Items from a document page collection:
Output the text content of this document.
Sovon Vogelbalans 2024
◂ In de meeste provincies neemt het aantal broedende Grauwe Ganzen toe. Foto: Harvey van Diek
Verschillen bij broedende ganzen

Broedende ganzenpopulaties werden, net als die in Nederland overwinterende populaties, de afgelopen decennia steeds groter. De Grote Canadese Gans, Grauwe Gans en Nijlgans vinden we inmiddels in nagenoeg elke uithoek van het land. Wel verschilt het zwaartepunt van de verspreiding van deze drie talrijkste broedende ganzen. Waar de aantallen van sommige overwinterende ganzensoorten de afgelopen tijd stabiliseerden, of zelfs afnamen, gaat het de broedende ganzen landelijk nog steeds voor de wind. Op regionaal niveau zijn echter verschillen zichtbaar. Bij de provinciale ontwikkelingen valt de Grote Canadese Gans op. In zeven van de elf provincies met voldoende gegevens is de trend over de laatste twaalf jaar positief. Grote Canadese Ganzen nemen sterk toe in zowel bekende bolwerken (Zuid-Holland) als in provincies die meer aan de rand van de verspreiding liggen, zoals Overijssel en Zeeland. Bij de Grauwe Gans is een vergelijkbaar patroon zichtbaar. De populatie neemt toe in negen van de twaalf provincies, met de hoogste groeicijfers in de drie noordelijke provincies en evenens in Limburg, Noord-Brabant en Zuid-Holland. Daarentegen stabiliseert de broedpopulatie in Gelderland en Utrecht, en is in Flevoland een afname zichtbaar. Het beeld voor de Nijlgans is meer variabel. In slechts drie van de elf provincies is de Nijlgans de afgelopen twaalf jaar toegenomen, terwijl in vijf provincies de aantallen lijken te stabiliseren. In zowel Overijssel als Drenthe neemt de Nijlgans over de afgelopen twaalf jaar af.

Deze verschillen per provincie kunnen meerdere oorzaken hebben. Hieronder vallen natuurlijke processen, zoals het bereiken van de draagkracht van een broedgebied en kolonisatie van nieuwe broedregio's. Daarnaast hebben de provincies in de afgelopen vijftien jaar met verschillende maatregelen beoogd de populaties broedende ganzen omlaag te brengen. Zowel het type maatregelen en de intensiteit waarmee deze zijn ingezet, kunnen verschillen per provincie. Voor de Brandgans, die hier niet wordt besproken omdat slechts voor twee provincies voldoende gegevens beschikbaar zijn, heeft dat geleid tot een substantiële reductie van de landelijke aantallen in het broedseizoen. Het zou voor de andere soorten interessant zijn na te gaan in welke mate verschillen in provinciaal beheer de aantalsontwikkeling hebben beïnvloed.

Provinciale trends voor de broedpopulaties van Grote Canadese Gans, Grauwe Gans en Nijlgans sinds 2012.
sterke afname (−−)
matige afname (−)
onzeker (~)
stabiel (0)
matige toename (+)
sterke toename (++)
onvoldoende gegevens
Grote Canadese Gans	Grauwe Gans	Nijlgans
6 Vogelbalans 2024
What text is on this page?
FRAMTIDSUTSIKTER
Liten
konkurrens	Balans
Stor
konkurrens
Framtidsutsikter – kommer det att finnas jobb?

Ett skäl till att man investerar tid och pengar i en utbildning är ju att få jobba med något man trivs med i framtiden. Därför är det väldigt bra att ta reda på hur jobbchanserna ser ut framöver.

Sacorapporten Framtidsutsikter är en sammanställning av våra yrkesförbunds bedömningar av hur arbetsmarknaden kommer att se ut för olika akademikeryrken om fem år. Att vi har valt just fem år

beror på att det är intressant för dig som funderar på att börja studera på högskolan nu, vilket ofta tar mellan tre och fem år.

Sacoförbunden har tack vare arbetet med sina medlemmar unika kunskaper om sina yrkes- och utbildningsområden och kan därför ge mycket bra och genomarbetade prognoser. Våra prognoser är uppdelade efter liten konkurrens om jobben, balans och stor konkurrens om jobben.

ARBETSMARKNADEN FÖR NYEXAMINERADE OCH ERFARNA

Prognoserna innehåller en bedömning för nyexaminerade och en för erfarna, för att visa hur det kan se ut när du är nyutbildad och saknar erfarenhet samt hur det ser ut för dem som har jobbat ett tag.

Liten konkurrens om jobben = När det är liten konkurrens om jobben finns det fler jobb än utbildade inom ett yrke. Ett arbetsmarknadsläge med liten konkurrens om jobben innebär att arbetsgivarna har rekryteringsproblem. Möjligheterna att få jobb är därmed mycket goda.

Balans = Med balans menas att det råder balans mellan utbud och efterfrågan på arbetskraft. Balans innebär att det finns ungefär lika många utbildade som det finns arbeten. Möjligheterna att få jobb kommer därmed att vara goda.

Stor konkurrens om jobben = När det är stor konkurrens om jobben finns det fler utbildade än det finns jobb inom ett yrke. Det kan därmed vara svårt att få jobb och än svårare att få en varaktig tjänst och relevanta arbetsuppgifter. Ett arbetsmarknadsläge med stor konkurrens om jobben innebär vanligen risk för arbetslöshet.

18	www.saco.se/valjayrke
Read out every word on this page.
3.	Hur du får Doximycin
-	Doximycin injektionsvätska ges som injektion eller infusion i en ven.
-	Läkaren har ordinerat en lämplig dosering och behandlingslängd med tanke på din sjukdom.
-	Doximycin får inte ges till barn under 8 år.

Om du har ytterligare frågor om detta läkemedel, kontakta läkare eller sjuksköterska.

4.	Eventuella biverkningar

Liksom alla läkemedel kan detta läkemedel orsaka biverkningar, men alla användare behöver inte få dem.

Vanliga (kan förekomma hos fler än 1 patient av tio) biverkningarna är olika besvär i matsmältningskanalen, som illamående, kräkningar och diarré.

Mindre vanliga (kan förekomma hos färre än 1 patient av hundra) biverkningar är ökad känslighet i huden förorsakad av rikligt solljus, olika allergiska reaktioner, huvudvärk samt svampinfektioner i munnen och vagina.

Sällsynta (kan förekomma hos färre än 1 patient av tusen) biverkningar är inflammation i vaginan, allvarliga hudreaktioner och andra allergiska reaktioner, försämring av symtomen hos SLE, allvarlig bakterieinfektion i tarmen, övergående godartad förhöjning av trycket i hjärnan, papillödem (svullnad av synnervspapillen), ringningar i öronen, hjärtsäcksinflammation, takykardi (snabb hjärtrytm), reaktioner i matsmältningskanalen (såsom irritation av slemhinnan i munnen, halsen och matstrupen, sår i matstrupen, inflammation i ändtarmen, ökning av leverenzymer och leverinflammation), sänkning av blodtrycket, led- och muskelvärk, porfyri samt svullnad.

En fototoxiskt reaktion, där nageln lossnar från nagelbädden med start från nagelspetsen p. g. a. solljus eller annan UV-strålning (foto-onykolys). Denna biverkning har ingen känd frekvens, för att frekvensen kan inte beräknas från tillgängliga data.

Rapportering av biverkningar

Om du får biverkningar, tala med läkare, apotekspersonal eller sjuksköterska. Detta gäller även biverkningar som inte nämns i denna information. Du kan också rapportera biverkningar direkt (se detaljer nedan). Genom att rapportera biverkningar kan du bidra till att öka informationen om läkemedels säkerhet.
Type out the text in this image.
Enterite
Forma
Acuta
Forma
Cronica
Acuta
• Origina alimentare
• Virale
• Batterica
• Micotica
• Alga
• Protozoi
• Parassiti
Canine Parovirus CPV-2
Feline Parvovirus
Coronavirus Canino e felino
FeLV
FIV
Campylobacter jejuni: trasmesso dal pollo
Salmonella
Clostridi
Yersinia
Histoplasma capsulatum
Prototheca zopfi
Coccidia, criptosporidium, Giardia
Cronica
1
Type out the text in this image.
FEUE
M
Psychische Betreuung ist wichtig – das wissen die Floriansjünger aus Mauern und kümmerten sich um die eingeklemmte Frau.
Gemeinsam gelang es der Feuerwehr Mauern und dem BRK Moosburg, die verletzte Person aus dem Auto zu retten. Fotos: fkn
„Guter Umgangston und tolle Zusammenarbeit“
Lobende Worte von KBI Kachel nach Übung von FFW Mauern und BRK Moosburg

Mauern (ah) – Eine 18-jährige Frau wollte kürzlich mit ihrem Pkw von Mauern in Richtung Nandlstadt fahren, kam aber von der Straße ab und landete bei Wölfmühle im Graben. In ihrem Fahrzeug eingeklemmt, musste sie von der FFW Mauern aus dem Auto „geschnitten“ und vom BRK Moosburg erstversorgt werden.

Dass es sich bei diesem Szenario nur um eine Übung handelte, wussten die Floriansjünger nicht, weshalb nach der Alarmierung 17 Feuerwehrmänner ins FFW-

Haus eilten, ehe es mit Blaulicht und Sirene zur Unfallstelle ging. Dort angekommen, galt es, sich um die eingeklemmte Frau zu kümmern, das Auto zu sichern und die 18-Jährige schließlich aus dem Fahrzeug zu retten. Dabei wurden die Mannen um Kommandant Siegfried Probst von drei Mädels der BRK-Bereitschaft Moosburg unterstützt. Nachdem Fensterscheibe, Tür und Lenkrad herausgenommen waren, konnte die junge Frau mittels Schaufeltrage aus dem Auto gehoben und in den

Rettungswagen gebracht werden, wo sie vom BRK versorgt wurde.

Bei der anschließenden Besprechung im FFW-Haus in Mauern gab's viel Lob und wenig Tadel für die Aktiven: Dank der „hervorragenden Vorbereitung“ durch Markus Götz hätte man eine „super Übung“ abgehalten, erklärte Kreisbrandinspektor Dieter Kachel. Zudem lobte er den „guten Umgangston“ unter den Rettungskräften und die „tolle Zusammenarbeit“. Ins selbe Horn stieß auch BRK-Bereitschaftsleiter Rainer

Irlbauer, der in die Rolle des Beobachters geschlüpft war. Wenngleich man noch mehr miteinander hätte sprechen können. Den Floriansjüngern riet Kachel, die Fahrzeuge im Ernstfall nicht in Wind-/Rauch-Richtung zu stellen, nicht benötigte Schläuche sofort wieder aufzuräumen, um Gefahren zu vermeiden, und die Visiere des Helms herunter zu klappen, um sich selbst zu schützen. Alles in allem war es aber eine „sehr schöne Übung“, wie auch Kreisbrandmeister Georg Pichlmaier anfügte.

• _Description of the task_
Copy each line above that contains the string "fler".

• _Written response_
Liten konkurrens om jobben = När det är liten konkurrens om jobben finns det fler jobb än utbildade inom ett yrke. Ett arbetsmarknadsläge med liten konkurrens om jobben innebär att arbetsgivarna har rekryteringsproblem. Möjligheterna att få jobb är därmed mycket goda.
Stor konkurrens om jobben = När det är stor konkurrens om jobben finns det fler utbildade än det finns jobb inom ett yrke. Det kan därmed vara svårt att få jobb och än svårare att få en varaktig tjänst och relevanta arbetsuppgifter. Ett arbetsmarknadsläge med stor konkurrens om jobben innebär vanligen risk för arbetslöshet.
Vanliga (kan förekomma hos fler än 1 patient av tio) biverkningarna är olika besvär i matsmältningskanalen, som illamående, kräkningar och diarré.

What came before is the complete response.